Give a verbatim copy of the lines below, minus the pictures.

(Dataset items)
Start

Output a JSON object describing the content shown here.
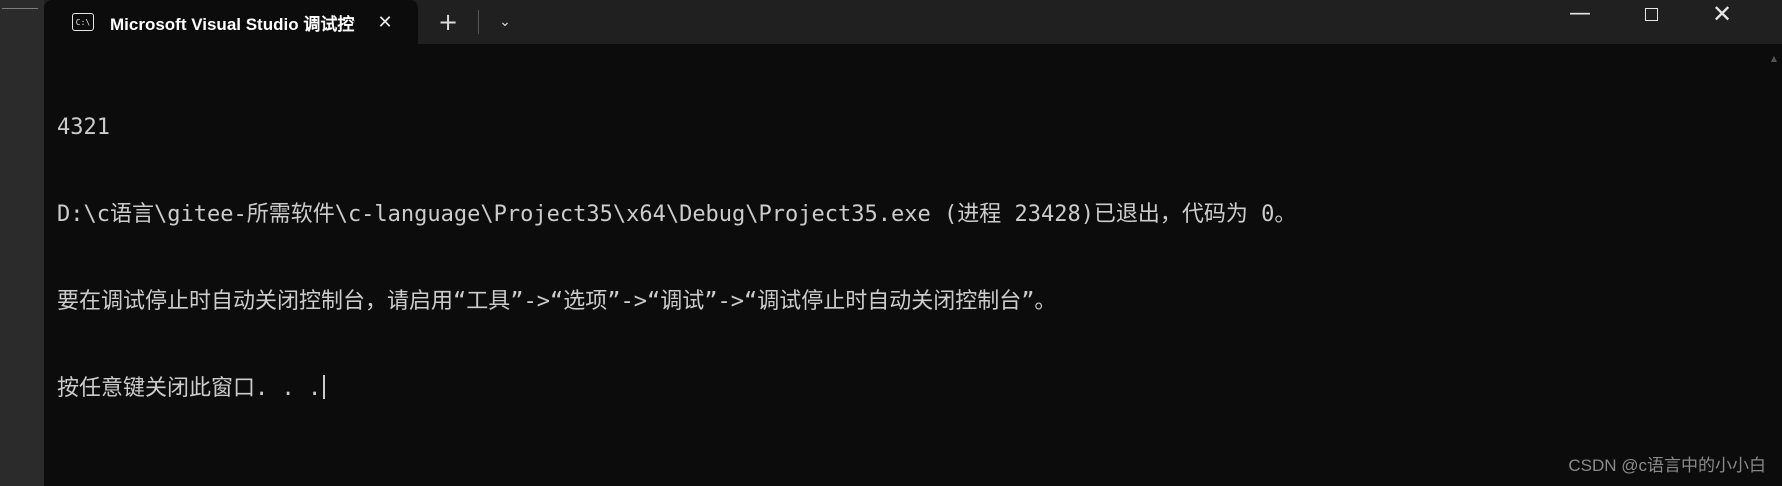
{
  "window": {
    "tab_title": "Microsoft Visual Studio 调试控制台",
    "tab_icon_text": "C:\\",
    "tab_close_glyph": "✕",
    "new_tab_glyph": "+",
    "dropdown_glyph": "⌄",
    "minimize_glyph": "—",
    "close_glyph": "✕"
  },
  "console": {
    "lines": [
      "4321",
      "D:\\c语言\\gitee-所需软件\\c-language\\Project35\\x64\\Debug\\Project35.exe (进程 23428)已退出，代码为 0。",
      "要在调试停止时自动关闭控制台，请启用“工具”->“选项”->“调试”->“调试停止时自动关闭控制台”。",
      "按任意键关闭此窗口. . ."
    ]
  },
  "watermark": "CSDN @c语言中的小小白",
  "colors": {
    "console_bg": "#0c0c0c",
    "titlebar_bg": "#202020",
    "console_text": "#cccccc"
  },
  "icons": {
    "tab": "terminal-icon",
    "close": "close-icon",
    "add": "plus-icon",
    "dropdown": "chevron-down-icon",
    "minimize": "minimize-icon",
    "maximize": "maximize-icon"
  }
}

End

THE RESPONSE
Output a JSON object describing the content shown here.
{
  "window": {
    "tab_title": "Microsoft Visual Studio 调试控制台",
    "tab_icon_text": "C:\\",
    "tab_close_glyph": "✕",
    "new_tab_glyph": "+",
    "dropdown_glyph": "⌄",
    "minimize_glyph": "—",
    "close_glyph": "✕"
  },
  "console": {
    "lines": [
      "4321",
      "D:\\c语言\\gitee-所需软件\\c-language\\Project35\\x64\\Debug\\Project35.exe (进程 23428)已退出，代码为 0。",
      "要在调试停止时自动关闭控制台，请启用“工具”->“选项”->“调试”->“调试停止时自动关闭控制台”。",
      "按任意键关闭此窗口. . ."
    ]
  },
  "watermark": "CSDN @c语言中的小小白",
  "colors": {
    "console_bg": "#0c0c0c",
    "titlebar_bg": "#202020",
    "console_text": "#cccccc"
  },
  "icons": {
    "tab": "terminal-icon",
    "close": "close-icon",
    "add": "plus-icon",
    "dropdown": "chevron-down-icon",
    "minimize": "minimize-icon",
    "maximize": "maximize-icon"
  }
}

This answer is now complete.